→ MATERIAL SUPPLIED
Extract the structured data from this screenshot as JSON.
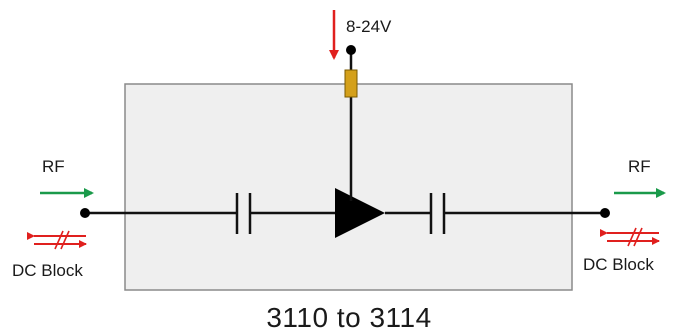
{
  "diagram": {
    "supply_label": "8-24V",
    "rf_left_label": "RF",
    "rf_right_label": "RF",
    "dc_block_left_label": "DC Block",
    "dc_block_right_label": "DC Block",
    "model_range": "3110 to 3114",
    "colors": {
      "housing_fill": "#efefef",
      "housing_stroke": "#8a8a8a",
      "signal_line": "#111111",
      "rf_arrow": "#1a9a4a",
      "supply_arrow": "#e0201e",
      "dc_block_arrow": "#e0201e",
      "resistor_fill": "#d4a01a"
    }
  }
}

→ WORK TO DO
Copy the records above exactly, omitting every picture.

→ PROBLEM SOLUTION
Extract the structured data from this screenshot as JSON.
{
  "diagram": {
    "supply_label": "8-24V",
    "rf_left_label": "RF",
    "rf_right_label": "RF",
    "dc_block_left_label": "DC Block",
    "dc_block_right_label": "DC Block",
    "model_range": "3110 to 3114",
    "colors": {
      "housing_fill": "#efefef",
      "housing_stroke": "#8a8a8a",
      "signal_line": "#111111",
      "rf_arrow": "#1a9a4a",
      "supply_arrow": "#e0201e",
      "dc_block_arrow": "#e0201e",
      "resistor_fill": "#d4a01a"
    }
  }
}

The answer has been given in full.